* AIM: From the listing below, work out how many lines contain "Đoạn". Reply with that number only.

┄┄┄┄┄┄┄┄┄┄┄┄┄┄┄┄┄┄┄┄

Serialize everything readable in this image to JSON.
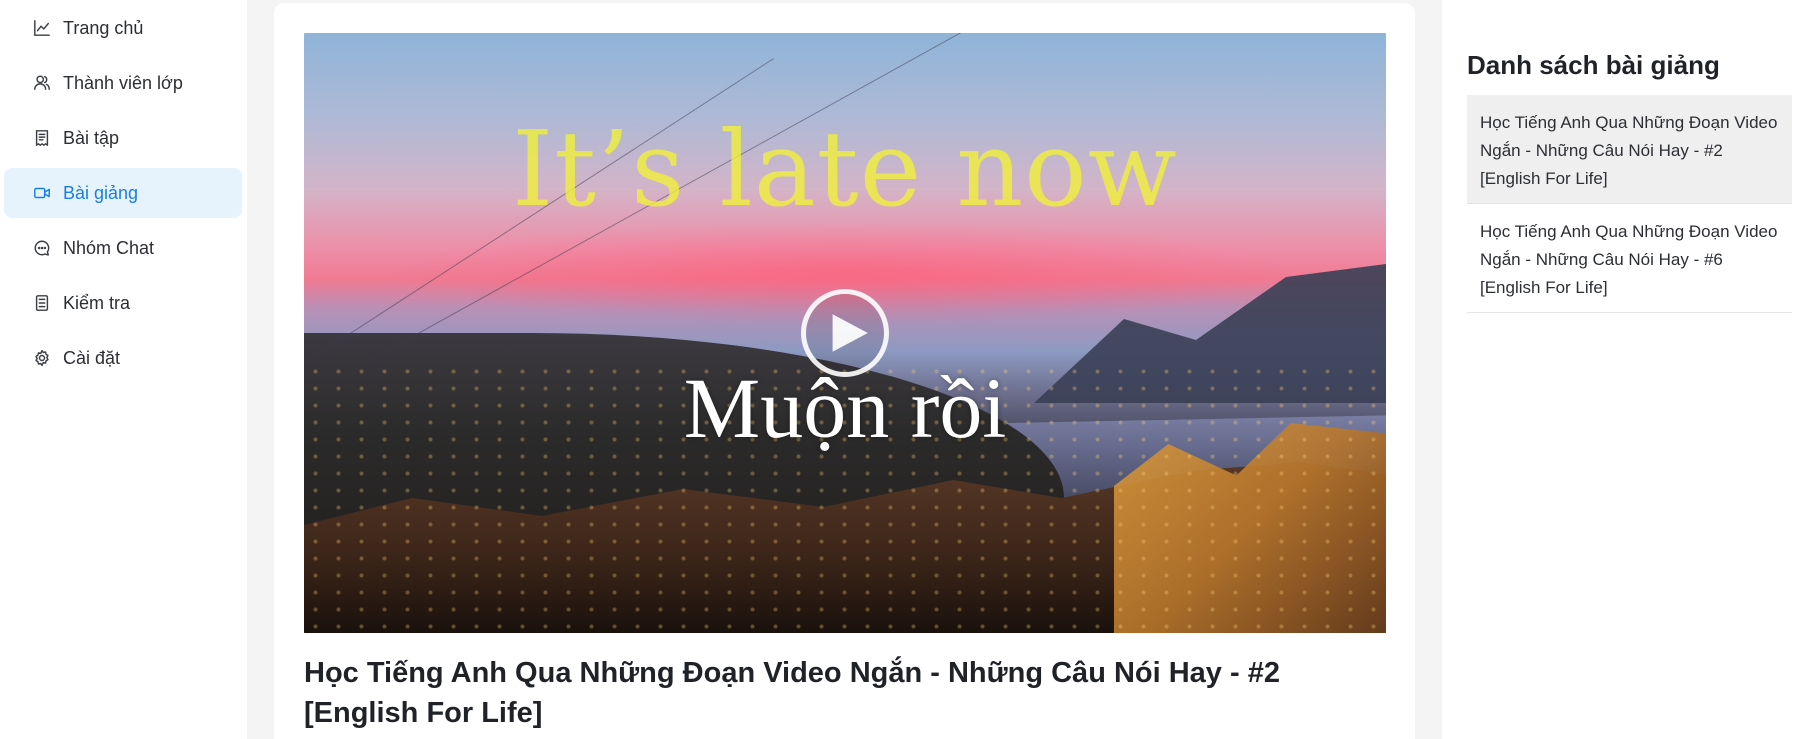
{
  "sidebar": {
    "items": [
      {
        "label": "Trang chủ",
        "icon": "chart-line-icon",
        "active": false
      },
      {
        "label": "Thành viên lớp",
        "icon": "users-icon",
        "active": false
      },
      {
        "label": "Bài tập",
        "icon": "receipt-icon",
        "active": false
      },
      {
        "label": "Bài giảng",
        "icon": "video-icon",
        "active": true
      },
      {
        "label": "Nhóm Chat",
        "icon": "chat-bubble-icon",
        "active": false
      },
      {
        "label": "Kiểm tra",
        "icon": "clipboard-list-icon",
        "active": false
      },
      {
        "label": "Cài đặt",
        "icon": "gear-icon",
        "active": false
      }
    ]
  },
  "video": {
    "caption_en": "It’s late now",
    "caption_vi": "Muộn rồi",
    "play_icon": "play-icon"
  },
  "main": {
    "title": "Học Tiếng Anh Qua Những Đoạn Video Ngắn - Những Câu Nói Hay - #2 [English For Life]"
  },
  "lessons": {
    "heading": "Danh sách bài giảng",
    "items": [
      {
        "title": "Học Tiếng Anh Qua Những Đoạn Video Ngắn - Những Câu Nói Hay - #2 [English For Life]",
        "selected": true
      },
      {
        "title": "Học Tiếng Anh Qua Những Đoạn Video Ngắn - Những Câu Nói Hay - #6 [English For Life]",
        "selected": false
      }
    ]
  },
  "colors": {
    "accent": "#1a7fe0",
    "active_bg": "#e6f3fd",
    "page_bg": "#f4f4f5",
    "caption_en": "#f1f13a"
  }
}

┄┄┄┄┄┄┄┄┄┄┄┄┄┄┄┄┄┄┄┄

* EXERCISE RESULT: 3